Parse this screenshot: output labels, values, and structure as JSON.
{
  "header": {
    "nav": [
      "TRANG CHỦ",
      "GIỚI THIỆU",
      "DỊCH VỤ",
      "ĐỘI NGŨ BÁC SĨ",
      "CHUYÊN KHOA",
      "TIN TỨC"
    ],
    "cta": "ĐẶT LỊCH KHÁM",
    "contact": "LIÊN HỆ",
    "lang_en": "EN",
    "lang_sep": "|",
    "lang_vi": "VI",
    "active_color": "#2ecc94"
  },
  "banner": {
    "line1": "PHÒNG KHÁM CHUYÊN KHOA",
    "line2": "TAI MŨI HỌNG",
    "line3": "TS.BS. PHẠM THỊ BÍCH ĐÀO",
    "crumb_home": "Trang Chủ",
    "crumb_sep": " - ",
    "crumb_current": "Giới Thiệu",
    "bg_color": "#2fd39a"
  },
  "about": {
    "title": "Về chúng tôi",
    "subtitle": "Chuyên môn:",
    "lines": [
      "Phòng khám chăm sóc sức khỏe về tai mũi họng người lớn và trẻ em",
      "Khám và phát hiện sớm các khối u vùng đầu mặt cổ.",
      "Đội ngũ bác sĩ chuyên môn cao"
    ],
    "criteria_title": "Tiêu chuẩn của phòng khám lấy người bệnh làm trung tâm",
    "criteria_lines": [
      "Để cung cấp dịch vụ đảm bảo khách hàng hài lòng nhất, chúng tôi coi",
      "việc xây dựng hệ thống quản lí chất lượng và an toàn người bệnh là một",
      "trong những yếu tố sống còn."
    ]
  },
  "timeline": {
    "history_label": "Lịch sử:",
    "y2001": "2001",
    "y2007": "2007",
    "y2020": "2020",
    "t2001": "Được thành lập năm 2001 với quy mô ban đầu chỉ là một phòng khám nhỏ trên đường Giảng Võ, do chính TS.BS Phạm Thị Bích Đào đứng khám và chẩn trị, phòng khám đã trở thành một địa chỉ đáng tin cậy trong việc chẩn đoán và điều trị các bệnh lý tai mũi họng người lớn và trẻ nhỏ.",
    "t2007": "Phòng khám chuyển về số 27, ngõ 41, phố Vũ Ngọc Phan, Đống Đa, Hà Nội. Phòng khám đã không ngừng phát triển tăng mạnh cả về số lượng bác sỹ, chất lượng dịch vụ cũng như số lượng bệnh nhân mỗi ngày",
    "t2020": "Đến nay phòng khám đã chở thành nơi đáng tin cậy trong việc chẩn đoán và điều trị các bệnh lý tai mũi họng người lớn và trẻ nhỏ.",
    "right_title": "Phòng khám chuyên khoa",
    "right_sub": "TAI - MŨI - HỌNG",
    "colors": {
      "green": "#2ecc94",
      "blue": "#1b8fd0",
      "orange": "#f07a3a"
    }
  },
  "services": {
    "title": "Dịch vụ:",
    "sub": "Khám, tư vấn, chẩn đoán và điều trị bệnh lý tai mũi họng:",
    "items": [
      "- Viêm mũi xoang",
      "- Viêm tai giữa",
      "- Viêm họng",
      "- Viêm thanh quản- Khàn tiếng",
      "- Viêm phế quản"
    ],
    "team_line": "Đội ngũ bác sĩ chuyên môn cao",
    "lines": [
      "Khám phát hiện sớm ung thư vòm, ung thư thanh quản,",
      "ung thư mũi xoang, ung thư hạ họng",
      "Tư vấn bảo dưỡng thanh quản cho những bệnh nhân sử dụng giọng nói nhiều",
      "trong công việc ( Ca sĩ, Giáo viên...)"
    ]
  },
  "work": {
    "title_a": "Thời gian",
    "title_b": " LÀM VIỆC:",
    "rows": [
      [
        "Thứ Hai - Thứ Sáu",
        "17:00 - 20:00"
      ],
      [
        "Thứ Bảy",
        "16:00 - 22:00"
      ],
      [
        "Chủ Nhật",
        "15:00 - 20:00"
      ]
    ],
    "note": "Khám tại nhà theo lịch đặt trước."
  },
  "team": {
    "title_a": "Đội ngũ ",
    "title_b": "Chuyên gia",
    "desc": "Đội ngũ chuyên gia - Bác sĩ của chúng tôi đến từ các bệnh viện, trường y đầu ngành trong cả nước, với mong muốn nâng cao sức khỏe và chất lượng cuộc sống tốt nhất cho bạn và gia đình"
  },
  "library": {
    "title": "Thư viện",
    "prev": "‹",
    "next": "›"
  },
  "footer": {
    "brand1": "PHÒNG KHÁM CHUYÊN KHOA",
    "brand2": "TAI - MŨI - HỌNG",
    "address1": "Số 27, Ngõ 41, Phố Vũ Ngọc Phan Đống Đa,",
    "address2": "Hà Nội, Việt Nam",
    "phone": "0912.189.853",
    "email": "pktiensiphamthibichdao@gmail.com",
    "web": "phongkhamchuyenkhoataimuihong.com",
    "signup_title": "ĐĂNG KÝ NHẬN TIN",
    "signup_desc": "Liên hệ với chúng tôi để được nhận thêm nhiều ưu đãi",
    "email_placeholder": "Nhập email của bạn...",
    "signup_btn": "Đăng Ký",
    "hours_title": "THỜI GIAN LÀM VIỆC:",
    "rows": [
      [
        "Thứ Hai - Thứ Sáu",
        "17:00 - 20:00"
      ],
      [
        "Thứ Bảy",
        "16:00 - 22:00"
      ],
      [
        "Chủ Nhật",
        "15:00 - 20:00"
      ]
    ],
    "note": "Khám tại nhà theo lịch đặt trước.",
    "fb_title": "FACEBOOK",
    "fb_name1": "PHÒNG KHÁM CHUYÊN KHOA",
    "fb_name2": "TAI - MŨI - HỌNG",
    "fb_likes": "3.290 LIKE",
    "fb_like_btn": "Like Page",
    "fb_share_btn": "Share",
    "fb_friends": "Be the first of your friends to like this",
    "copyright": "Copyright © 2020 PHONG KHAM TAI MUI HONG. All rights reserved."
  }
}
┄┄┄┄┄┄┄┄┄┄┄┄┄┄┄┄┄┄┄┄
■ What to do
Reproduce the entries above in full by retyping them exactly.

■ Correct output
Parse this screenshot: output labels, values, and structure as JSON.
{
  "header": {
    "nav": [
      "TRANG CHỦ",
      "GIỚI THIỆU",
      "DỊCH VỤ",
      "ĐỘI NGŨ BÁC SĨ",
      "CHUYÊN KHOA",
      "TIN TỨC"
    ],
    "cta": "ĐẶT LỊCH KHÁM",
    "contact": "LIÊN HỆ",
    "lang_en": "EN",
    "lang_sep": "|",
    "lang_vi": "VI",
    "active_color": "#2ecc94"
  },
  "banner": {
    "line1": "PHÒNG KHÁM CHUYÊN KHOA",
    "line2": "TAI MŨI HỌNG",
    "line3": "TS.BS. PHẠM THỊ BÍCH ĐÀO",
    "crumb_home": "Trang Chủ",
    "crumb_sep": " - ",
    "crumb_current": "Giới Thiệu",
    "bg_color": "#2fd39a"
  },
  "about": {
    "title": "Về chúng tôi",
    "subtitle": "Chuyên môn:",
    "lines": [
      "Phòng khám chăm sóc sức khỏe về tai mũi họng người lớn và trẻ em",
      "Khám và phát hiện sớm các khối u vùng đầu mặt cổ.",
      "Đội ngũ bác sĩ chuyên môn cao"
    ],
    "criteria_title": "Tiêu chuẩn của phòng khám lấy người bệnh làm trung tâm",
    "criteria_lines": [
      "Để cung cấp dịch vụ đảm bảo khách hàng hài lòng nhất, chúng tôi coi",
      "việc xây dựng hệ thống quản lí chất lượng và an toàn người bệnh là một",
      "trong những yếu tố sống còn."
    ]
  },
  "timeline": {
    "history_label": "Lịch sử:",
    "y2001": "2001",
    "y2007": "2007",
    "y2020": "2020",
    "t2001": "Được thành lập năm 2001 với quy mô ban đầu chỉ là một phòng khám nhỏ trên đường Giảng Võ, do chính TS.BS Phạm Thị Bích Đào đứng khám và chẩn trị, phòng khám đã trở thành một địa chỉ đáng tin cậy trong việc chẩn đoán và điều trị các bệnh lý tai mũi họng người lớn và trẻ nhỏ.",
    "t2007": "Phòng khám chuyển về số 27, ngõ 41, phố Vũ Ngọc Phan, Đống Đa, Hà Nội. Phòng khám đã không ngừng phát triển tăng mạnh cả về số lượng bác sỹ, chất lượng dịch vụ cũng như số lượng bệnh nhân mỗi ngày",
    "t2020": "Đến nay phòng khám đã chở thành nơi đáng tin cậy trong việc chẩn đoán và điều trị các bệnh lý tai mũi họng người lớn và trẻ nhỏ.",
    "right_title": "Phòng khám chuyên khoa",
    "right_sub": "TAI - MŨI - HỌNG",
    "colors": {
      "green": "#2ecc94",
      "blue": "#1b8fd0",
      "orange": "#f07a3a"
    }
  },
  "services": {
    "title": "Dịch vụ:",
    "sub": "Khám, tư vấn, chẩn đoán và điều trị bệnh lý tai mũi họng:",
    "items": [
      "- Viêm mũi xoang",
      "- Viêm tai giữa",
      "- Viêm họng",
      "- Viêm thanh quản- Khàn tiếng",
      "- Viêm phế quản"
    ],
    "team_line": "Đội ngũ bác sĩ chuyên môn cao",
    "lines": [
      "Khám phát hiện sớm ung thư vòm, ung thư thanh quản,",
      "ung thư mũi xoang, ung thư hạ họng",
      "Tư vấn bảo dưỡng thanh quản cho những bệnh nhân sử dụng giọng nói nhiều",
      "trong công việc ( Ca sĩ, Giáo viên...)"
    ]
  },
  "work": {
    "title_a": "Thời gian",
    "title_b": " LÀM VIỆC:",
    "rows": [
      [
        "Thứ Hai - Thứ Sáu",
        "17:00 - 20:00"
      ],
      [
        "Thứ Bảy",
        "16:00 - 22:00"
      ],
      [
        "Chủ Nhật",
        "15:00 - 20:00"
      ]
    ],
    "note": "Khám tại nhà theo lịch đặt trước."
  },
  "team": {
    "title_a": "Đội ngũ ",
    "title_b": "Chuyên gia",
    "desc": "Đội ngũ chuyên gia - Bác sĩ của chúng tôi đến từ các bệnh viện, trường y đầu ngành trong cả nước, với mong muốn nâng cao sức khỏe và chất lượng cuộc sống tốt nhất cho bạn và gia đình"
  },
  "library": {
    "title": "Thư viện",
    "prev": "‹",
    "next": "›"
  },
  "footer": {
    "brand1": "PHÒNG KHÁM CHUYÊN KHOA",
    "brand2": "TAI - MŨI - HỌNG",
    "address1": "Số 27, Ngõ 41, Phố Vũ Ngọc Phan Đống Đa,",
    "address2": "Hà Nội, Việt Nam",
    "phone": "0912.189.853",
    "email": "pktiensiphamthibichdao@gmail.com",
    "web": "phongkhamchuyenkhoataimuihong.com",
    "signup_title": "ĐĂNG KÝ NHẬN TIN",
    "signup_desc": "Liên hệ với chúng tôi để được nhận thêm nhiều ưu đãi",
    "email_placeholder": "Nhập email của bạn...",
    "signup_btn": "Đăng Ký",
    "hours_title": "THỜI GIAN LÀM VIỆC:",
    "rows": [
      [
        "Thứ Hai - Thứ Sáu",
        "17:00 - 20:00"
      ],
      [
        "Thứ Bảy",
        "16:00 - 22:00"
      ],
      [
        "Chủ Nhật",
        "15:00 - 20:00"
      ]
    ],
    "note": "Khám tại nhà theo lịch đặt trước.",
    "fb_title": "FACEBOOK",
    "fb_name1": "PHÒNG KHÁM CHUYÊN KHOA",
    "fb_name2": "TAI - MŨI - HỌNG",
    "fb_likes": "3.290 LIKE",
    "fb_like_btn": "Like Page",
    "fb_share_btn": "Share",
    "fb_friends": "Be the first of your friends to like this",
    "copyright": "Copyright © 2020 PHONG KHAM TAI MUI HONG. All rights reserved."
  }
}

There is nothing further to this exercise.